REQUIRED WORK:
Copy every line of the records below where the word "пріема" occurs.

MATERIALS PROVIDED:
+++
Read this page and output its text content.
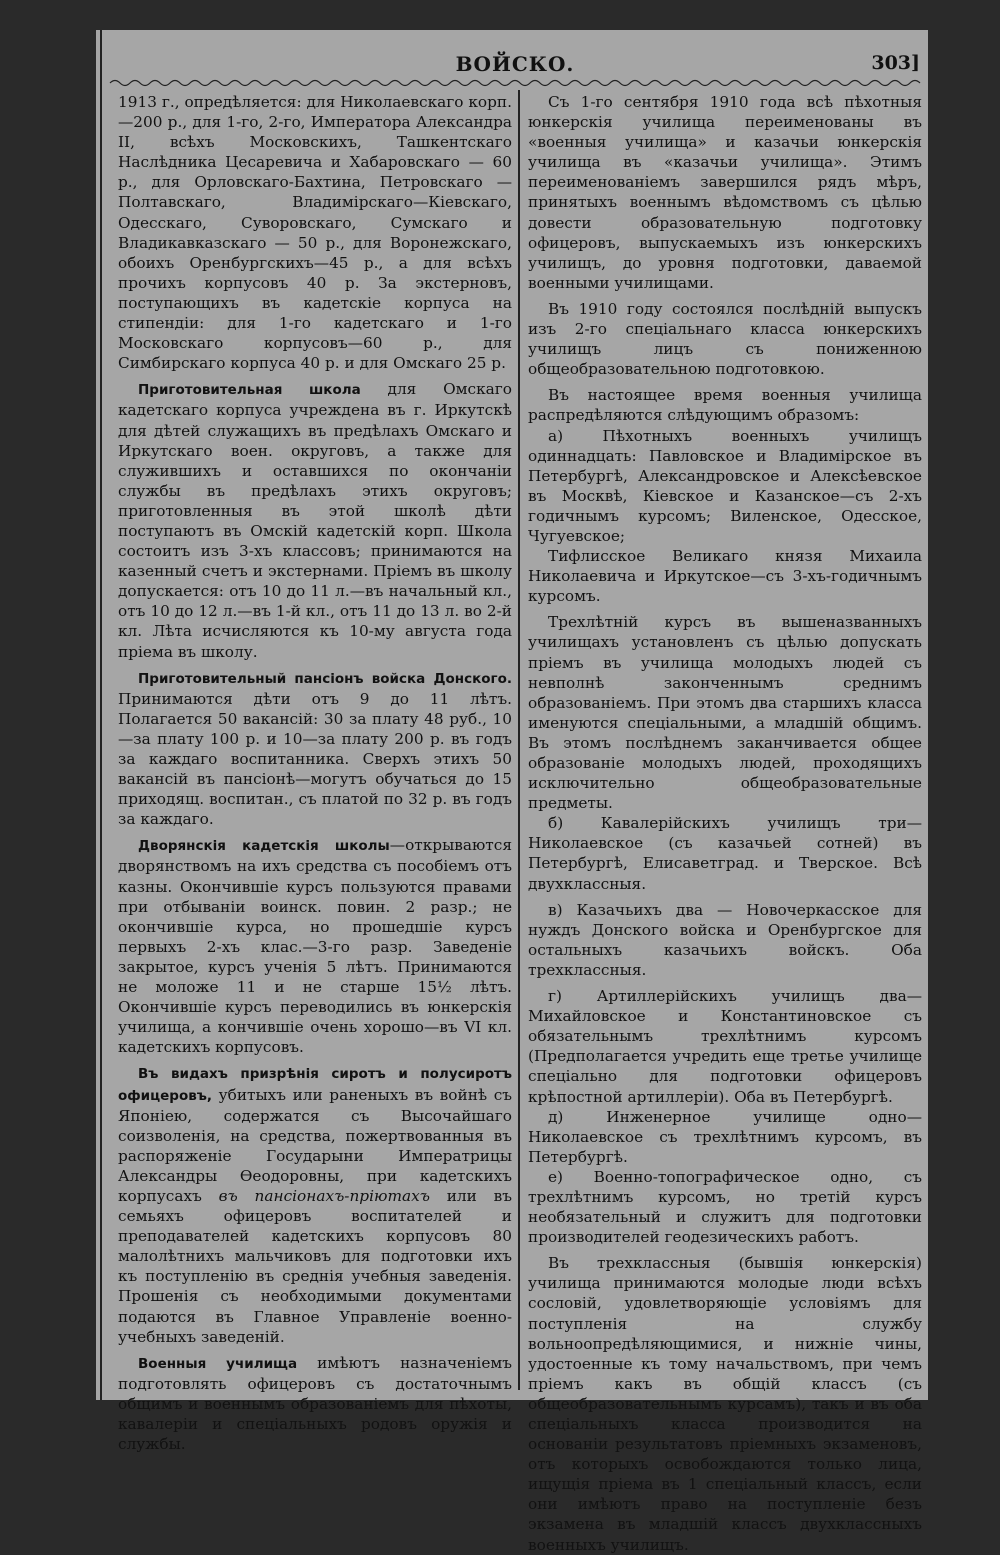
ВОЙСКО.	303]

1913 г., опредѣляется: для Николаевскаго корп.—200 р., для 1-го, 2-го, Императора Александра II, всѣхъ Московскихъ, Ташкентскаго Наслѣдника Цесаревича и Хабаровскаго — 60 р., для Орловскаго-Бахтина, Петровскаго — Полтавскаго, Владимірскаго—Кіевскаго, Одесскаго, Суворовскаго, Сумскаго и Владикавказскаго — 50 р., для Воронежскаго, обоихъ Оренбургскихъ—45 р., а для всѣхъ прочихъ корпусовъ 40 р. За экстерновъ, поступающихъ въ кадетскіе корпуса на стипендіи: для 1-го кадетскаго и 1-го Московскаго корпусовъ—60 р., для Симбирскаго корпуса 40 р. и для Омскаго 25 р.

Приготовительная школа для Омскаго кадетскаго корпуса учреждена въ г. Иркутскѣ для дѣтей служащихъ въ предѣлахъ Омскаго и Иркутскаго воен. округовъ, а также для служившихъ и оставшихся по окончаніи службы въ предѣлахъ этихъ округовъ; приготовленныя въ этой школѣ дѣти поступаютъ въ Омскій кадетскій корп. Школа состоитъ изъ 3-хъ классовъ; принимаются на казенный счетъ и экстернами. Пріемъ въ школу допускается: отъ 10 до 11 л.—въ начальный кл., отъ 10 до 12 л.—въ 1-й кл., отъ 11 до 13 л. во 2-й кл. Лѣта исчисляются къ 10-му августа года пріема въ школу.

Приготовительный пансіонъ войска Донского. Принимаются дѣти отъ 9 до 11 лѣтъ. Полагается 50 вакансій: 30 за плату 48 руб., 10—за плату 100 р. и 10—за плату 200 р. въ годъ за каждаго воспитанника. Сверхъ этихъ 50 вакансій въ пансіонѣ—могутъ обучаться до 15 приходящ. воспитан., съ платой по 32 р. въ годъ за каждаго.

Дворянскія кадетскія школы—открываются дворянствомъ на ихъ средства съ пособіемъ отъ казны. Окончившіе курсъ пользуются правами при отбываніи воинск. повин. 2 разр.; не окончившіе курса, но прошедшіе курсъ первыхъ 2-хъ клас.—3-го разр. Заведеніе закрытое, курсъ ученія 5 лѣтъ. Принимаются не моложе 11 и не старше 15½ лѣтъ. Окончившіе курсъ переводились въ юнкерскія училища, а кончившіе очень хорошо—въ VI кл. кадетскихъ корпусовъ.

Въ видахъ призрѣнія сиротъ и полусиротъ офицеровъ, убитыхъ или раненыхъ въ войнѣ съ Японіею, содержатся съ Высочайшаго соизволенія, на средства, пожертвованныя въ распоряженіе Государыни Императрицы Александры Ѳеодоровны, при кадетскихъ корпусахъ въ пансіонахъ-пріютахъ или въ семьяхъ офицеровъ воспитателей и преподавателей кадетскихъ корпусовъ 80 малолѣтнихъ мальчиковъ для подготовки ихъ къ поступленію въ среднія учебныя заведенія. Прошенія съ необходимыми документами подаются въ Главное Управленіе военно-учебныхъ заведеній.

Военныя училища имѣютъ назначеніемъ подготовлять офицеровъ съ достаточнымъ общимъ и военнымъ образованіемъ для пѣхоты, кавалеріи и спеціальныхъ родовъ оружія и службы.

Съ 1-го сентября 1910 года всѣ пѣхотныя юнкерскія училища переименованы въ «военныя училища» и казачьи юнкерскія училища въ «казачьи училища». Этимъ переименованіемъ завершился рядъ мѣръ, принятыхъ военнымъ вѣдомствомъ съ цѣлью довести образовательную подготовку офицеровъ, выпускаемыхъ изъ юнкерскихъ училищъ, до уровня подготовки, даваемой военными училищами.

Въ 1910 году состоялся послѣдній выпускъ изъ 2-го спеціальнаго класса юнкерскихъ училищъ лицъ съ пониженною общеобразовательною подготовкою.

Въ настоящее время военныя училища распредѣляются слѣдующимъ образомъ:

а) Пѣхотныхъ военныхъ училищъ одиннадцать: Павловское и Владимірское въ Петербургѣ, Александровское и Алексѣевское въ Москвѣ, Кіевское и Казанское—съ 2-хъ годичнымъ курсомъ; Виленское, Одесское, Чугуевское;

Тифлисское Великаго князя Михаила Николаевича и Иркутское—съ 3-хъ-годичнымъ курсомъ.

Трехлѣтній курсъ въ вышеназванныхъ училищахъ установленъ съ цѣлью допускать пріемъ въ училища молодыхъ людей съ невполнѣ законченнымъ среднимъ образованіемъ. При этомъ два старшихъ класса именуются спеціальными, а младшій общимъ. Въ этомъ послѣднемъ заканчивается общее образованіе молодыхъ людей, проходящихъ исключительно общеобразовательные предметы.

б) Кавалерійскихъ училищъ три—Николаевское (съ казачьей сотней) въ Петербургѣ, Елисаветград. и Тверское. Всѣ двухклассныя.

в) Казачьихъ два — Новочеркасское для нуждъ Донского войска и Оренбургское для остальныхъ казачьихъ войскъ. Оба трехклассныя.

г) Артиллерійскихъ училищъ два—Михайловское и Константиновское съ обязательнымъ трехлѣтнимъ курсомъ (Предполагается учредить еще третье училище спеціально для подготовки офицеровъ крѣпостной артиллеріи). Оба въ Петербургѣ.

д) Инженерное училище одно—Николаевское съ трехлѣтнимъ курсомъ, въ Петербургѣ.

е) Военно-топографическое одно, съ трехлѣтнимъ курсомъ, но третій курсъ необязательный и служитъ для подготовки производителей геодезическихъ работъ.

Въ трехклассныя (бывшія юнкерскія) училища принимаются молодые люди всѣхъ сословій, удовлетворяющіе условіямъ для поступленія на службу вольноопредѣляющимися, и нижніе чины, удостоенные къ тому начальствомъ, при чемъ пріемъ какъ въ общій классъ (съ общеобразовательнымъ курсамъ), такъ и въ оба спеціальныхъ класса производится на основаніи результатовъ пріемныхъ экзаменовъ, отъ которыхъ освобождаются только лица, ищущія пріема въ 1 спеціальный классъ, если они имѣютъ право на поступленіе безъ экзамена въ младшій классъ двухклассныхъ военныхъ училищъ.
+++
RESPONSE TO THE TASK:
Приготовительная школа для Омскаго кадетскаго корпуса учреждена въ г. Иркутскѣ для дѣтей служащихъ въ предѣлахъ Омскаго и Иркутскаго воен. округовъ, а также для служившихъ и оставшихся по окончаніи службы въ предѣлахъ этихъ округовъ; приготовленныя въ этой школѣ дѣти поступаютъ въ Омскій кадетскій корп. Школа состоитъ изъ 3-хъ классовъ; принимаются на казенный счетъ и экстернами. Пріемъ въ школу допускается: отъ 10 до 11 л.—въ начальный кл., отъ 10 до 12 л.—въ 1-й кл., отъ 11 до 13 л. во 2-й кл. Лѣта исчисляются къ 10-му августа года пріема въ школу.
Въ трехклассныя (бывшія юнкерскія) училища принимаются молодые люди всѣхъ сословій, удовлетворяющіе условіямъ для поступленія на службу вольноопредѣляющимися, и нижніе чины, удостоенные къ тому начальствомъ, при чемъ пріемъ какъ въ общій классъ (съ общеобразовательнымъ курсамъ), такъ и въ оба спеціальныхъ класса производится на основаніи результатовъ пріемныхъ экзаменовъ, отъ которыхъ освобождаются только лица, ищущія пріема въ 1 спеціальный классъ, если они имѣютъ право на поступленіе безъ экзамена въ младшій классъ двухклассныхъ военныхъ училищъ.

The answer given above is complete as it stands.